> _Exercise objective_: Transcribe the entries below exactly; leave every image out.

> _Listing_:
%%

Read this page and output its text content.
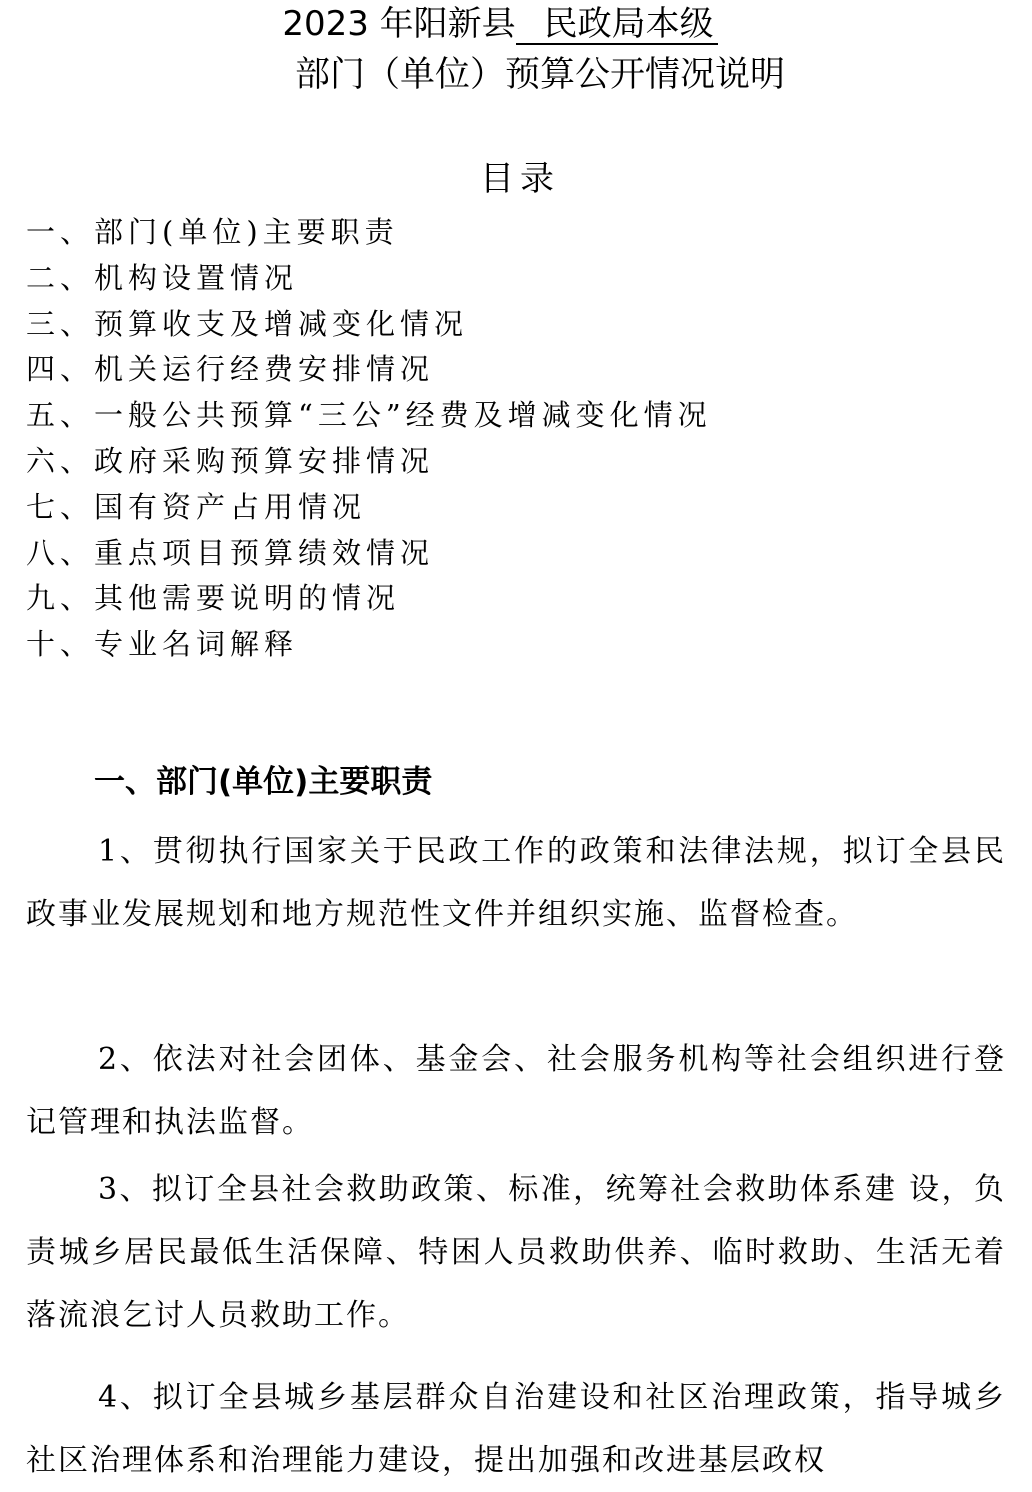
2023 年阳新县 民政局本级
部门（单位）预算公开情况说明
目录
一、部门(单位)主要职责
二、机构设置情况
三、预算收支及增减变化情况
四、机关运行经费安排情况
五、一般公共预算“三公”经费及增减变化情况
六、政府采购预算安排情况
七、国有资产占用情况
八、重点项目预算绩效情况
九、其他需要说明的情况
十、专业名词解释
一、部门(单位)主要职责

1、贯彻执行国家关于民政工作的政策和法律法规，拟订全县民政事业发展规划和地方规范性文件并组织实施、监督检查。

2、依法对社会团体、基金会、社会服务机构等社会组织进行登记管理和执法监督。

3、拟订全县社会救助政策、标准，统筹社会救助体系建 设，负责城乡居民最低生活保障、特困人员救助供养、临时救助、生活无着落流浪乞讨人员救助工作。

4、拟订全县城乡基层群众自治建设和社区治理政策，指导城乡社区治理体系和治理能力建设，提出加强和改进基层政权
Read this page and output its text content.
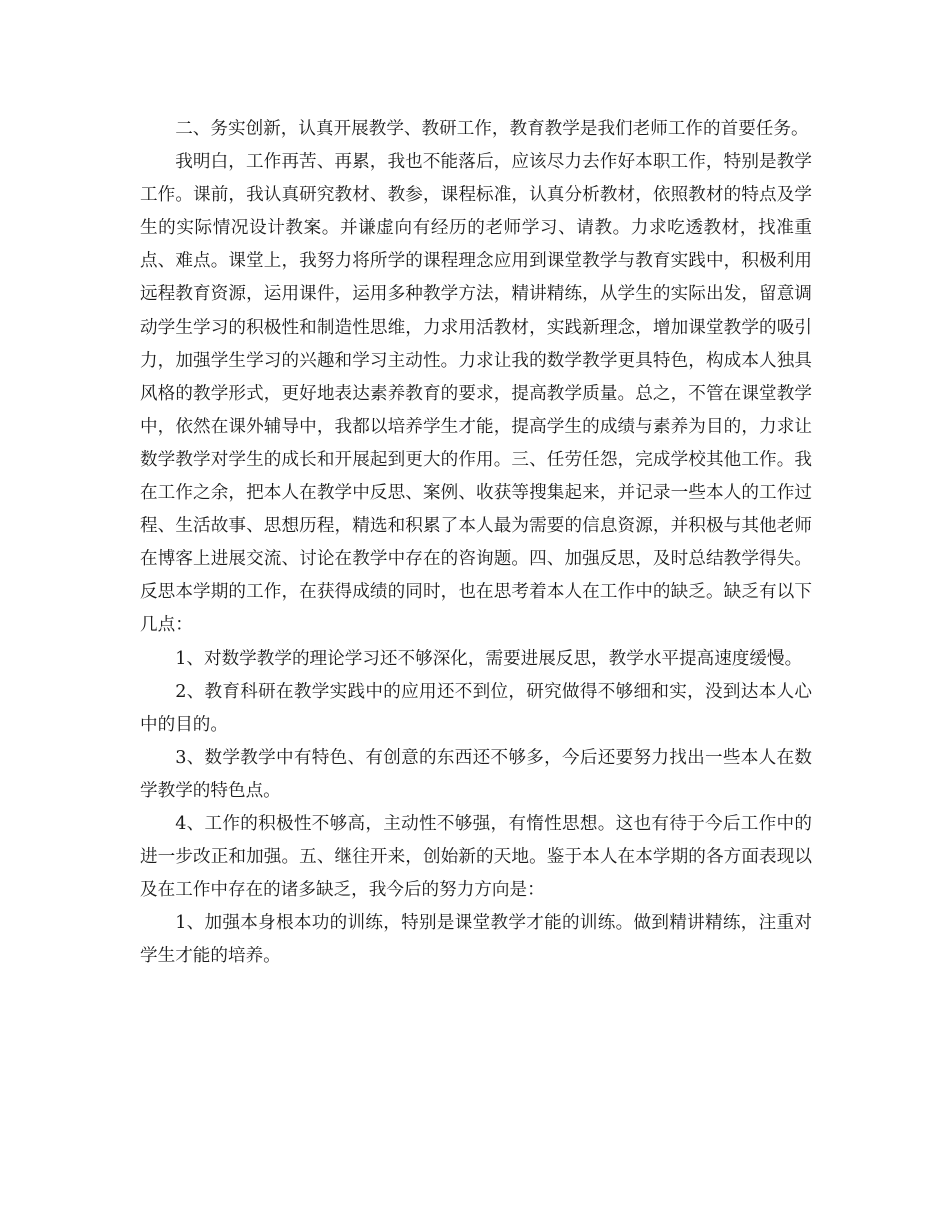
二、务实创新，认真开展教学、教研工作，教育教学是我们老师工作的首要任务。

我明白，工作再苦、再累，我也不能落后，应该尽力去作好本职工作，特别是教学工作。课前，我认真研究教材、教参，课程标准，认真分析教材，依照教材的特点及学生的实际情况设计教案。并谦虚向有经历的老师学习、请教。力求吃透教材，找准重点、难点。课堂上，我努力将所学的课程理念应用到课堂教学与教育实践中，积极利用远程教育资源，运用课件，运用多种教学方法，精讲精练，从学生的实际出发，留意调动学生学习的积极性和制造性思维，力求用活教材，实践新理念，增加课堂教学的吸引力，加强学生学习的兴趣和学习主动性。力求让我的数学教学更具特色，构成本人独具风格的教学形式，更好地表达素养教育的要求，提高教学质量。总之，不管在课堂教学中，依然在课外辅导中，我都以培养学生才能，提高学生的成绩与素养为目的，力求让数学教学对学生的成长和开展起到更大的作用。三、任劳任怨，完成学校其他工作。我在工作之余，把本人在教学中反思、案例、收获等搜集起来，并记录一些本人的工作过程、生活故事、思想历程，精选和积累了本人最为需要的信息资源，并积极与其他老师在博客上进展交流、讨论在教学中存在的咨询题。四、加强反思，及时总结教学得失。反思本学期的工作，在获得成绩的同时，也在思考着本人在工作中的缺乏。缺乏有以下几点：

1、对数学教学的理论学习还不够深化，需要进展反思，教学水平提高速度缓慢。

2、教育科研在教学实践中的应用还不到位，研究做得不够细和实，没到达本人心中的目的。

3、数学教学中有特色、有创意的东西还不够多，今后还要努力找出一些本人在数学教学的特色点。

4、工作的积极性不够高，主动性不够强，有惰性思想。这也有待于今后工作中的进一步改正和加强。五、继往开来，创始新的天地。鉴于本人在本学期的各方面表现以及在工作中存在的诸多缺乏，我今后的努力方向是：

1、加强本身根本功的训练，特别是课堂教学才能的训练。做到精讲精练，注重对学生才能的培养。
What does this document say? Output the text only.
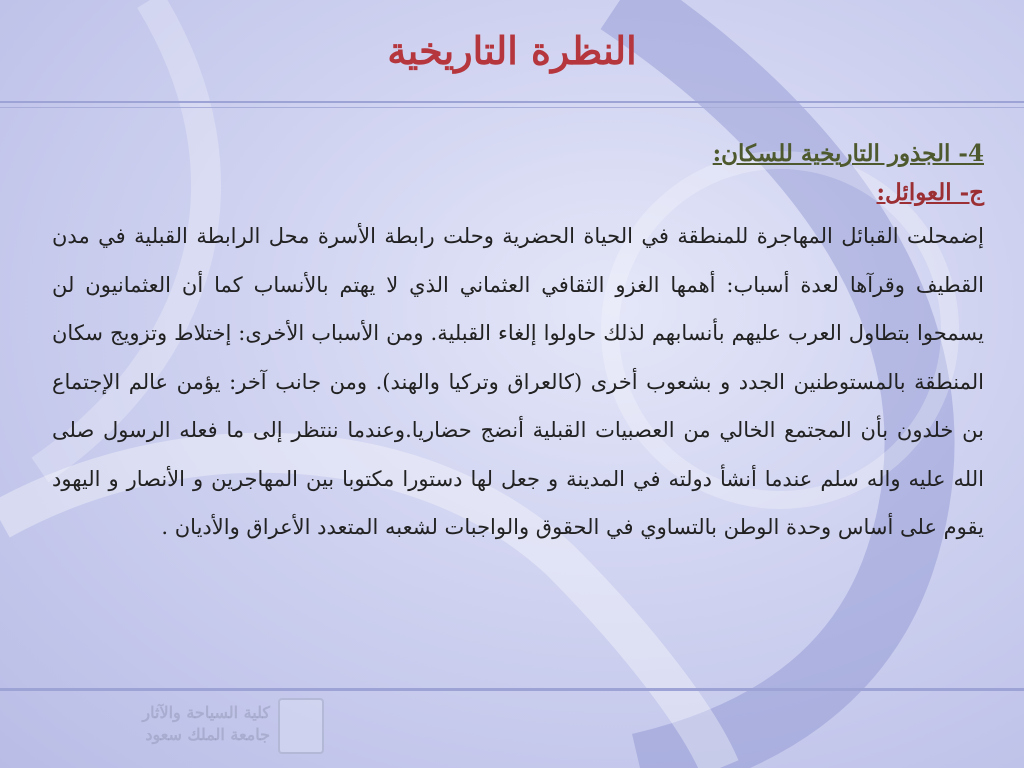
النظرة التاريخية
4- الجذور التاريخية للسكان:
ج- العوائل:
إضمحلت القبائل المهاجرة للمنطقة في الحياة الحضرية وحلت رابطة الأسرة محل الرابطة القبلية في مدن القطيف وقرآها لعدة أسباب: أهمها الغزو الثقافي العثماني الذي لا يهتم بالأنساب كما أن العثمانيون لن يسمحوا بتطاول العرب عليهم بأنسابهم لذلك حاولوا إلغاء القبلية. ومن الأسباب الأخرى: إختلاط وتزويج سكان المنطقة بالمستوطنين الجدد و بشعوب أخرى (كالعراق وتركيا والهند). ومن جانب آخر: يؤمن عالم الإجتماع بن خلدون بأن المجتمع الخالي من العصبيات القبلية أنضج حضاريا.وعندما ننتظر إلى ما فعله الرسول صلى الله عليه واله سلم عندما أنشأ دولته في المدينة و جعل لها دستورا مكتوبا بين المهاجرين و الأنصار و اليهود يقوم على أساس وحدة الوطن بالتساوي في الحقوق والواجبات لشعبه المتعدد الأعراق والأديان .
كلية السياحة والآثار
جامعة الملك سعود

%%

> _Result of the exercise_:
Read this page and output its text content.
2023 年阳新县 民政局本级
部门（单位）预算公开情况说明
目录
一、部门(单位)主要职责
二、机构设置情况
三、预算收支及增减变化情况
四、机关运行经费安排情况
五、一般公共预算“三公”经费及增减变化情况
六、政府采购预算安排情况
七、国有资产占用情况
八、重点项目预算绩效情况
九、其他需要说明的情况
十、专业名词解释
一、部门(单位)主要职责

1、贯彻执行国家关于民政工作的政策和法律法规，拟订全县民政事业发展规划和地方规范性文件并组织实施、监督检查。

2、依法对社会团体、基金会、社会服务机构等社会组织进行登记管理和执法监督。

3、拟订全县社会救助政策、标准，统筹社会救助体系建 设，负责城乡居民最低生活保障、特困人员救助供养、临时救助、生活无着落流浪乞讨人员救助工作。

4、拟订全县城乡基层群众自治建设和社区治理政策，指导城乡社区治理体系和治理能力建设，提出加强和改进基层政权
Read this page and output its text content.
二、务实创新，认真开展教学、教研工作，教育教学是我们老师工作的首要任务。

我明白，工作再苦、再累，我也不能落后，应该尽力去作好本职工作，特别是教学工作。课前，我认真研究教材、教参，课程标准，认真分析教材，依照教材的特点及学生的实际情况设计教案。并谦虚向有经历的老师学习、请教。力求吃透教材，找准重点、难点。课堂上，我努力将所学的课程理念应用到课堂教学与教育实践中，积极利用远程教育资源，运用课件，运用多种教学方法，精讲精练，从学生的实际出发，留意调动学生学习的积极性和制造性思维，力求用活教材，实践新理念，增加课堂教学的吸引力，加强学生学习的兴趣和学习主动性。力求让我的数学教学更具特色，构成本人独具风格的教学形式，更好地表达素养教育的要求，提高教学质量。总之，不管在课堂教学中，依然在课外辅导中，我都以培养学生才能，提高学生的成绩与素养为目的，力求让数学教学对学生的成长和开展起到更大的作用。三、任劳任怨，完成学校其他工作。我在工作之余，把本人在教学中反思、案例、收获等搜集起来，并记录一些本人的工作过程、生活故事、思想历程，精选和积累了本人最为需要的信息资源，并积极与其他老师在博客上进展交流、讨论在教学中存在的咨询题。四、加强反思，及时总结教学得失。反思本学期的工作，在获得成绩的同时，也在思考着本人在工作中的缺乏。缺乏有以下几点：

1、对数学教学的理论学习还不够深化，需要进展反思，教学水平提高速度缓慢。

2、教育科研在教学实践中的应用还不到位，研究做得不够细和实，没到达本人心中的目的。

3、数学教学中有特色、有创意的东西还不够多，今后还要努力找出一些本人在数学教学的特色点。

4、工作的积极性不够高，主动性不够强，有惰性思想。这也有待于今后工作中的进一步改正和加强。五、继往开来，创始新的天地。鉴于本人在本学期的各方面表现以及在工作中存在的诸多缺乏，我今后的努力方向是：

1、加强本身根本功的训练，特别是课堂教学才能的训练。做到精讲精练，注重对学生才能的培养。
What does this document say? Output the text only.
النظرة التاريخية
4- الجذور التاريخية للسكان:
ج- العوائل:
إضمحلت القبائل المهاجرة للمنطقة في الحياة الحضرية وحلت رابطة الأسرة محل الرابطة القبلية في مدن القطيف وقرآها لعدة أسباب: أهمها الغزو الثقافي العثماني الذي لا يهتم بالأنساب كما أن العثمانيون لن يسمحوا بتطاول العرب عليهم بأنسابهم لذلك حاولوا إلغاء القبلية. ومن الأسباب الأخرى: إختلاط وتزويج سكان المنطقة بالمستوطنين الجدد و بشعوب أخرى (كالعراق وتركيا والهند). ومن جانب آخر: يؤمن عالم الإجتماع بن خلدون بأن المجتمع الخالي من العصبيات القبلية أنضج حضاريا.وعندما ننتظر إلى ما فعله الرسول صلى الله عليه واله سلم عندما أنشأ دولته في المدينة و جعل لها دستورا مكتوبا بين المهاجرين و الأنصار و اليهود يقوم على أساس وحدة الوطن بالتساوي في الحقوق والواجبات لشعبه المتعدد الأعراق والأديان .
كلية السياحة والآثار
جامعة الملك سعود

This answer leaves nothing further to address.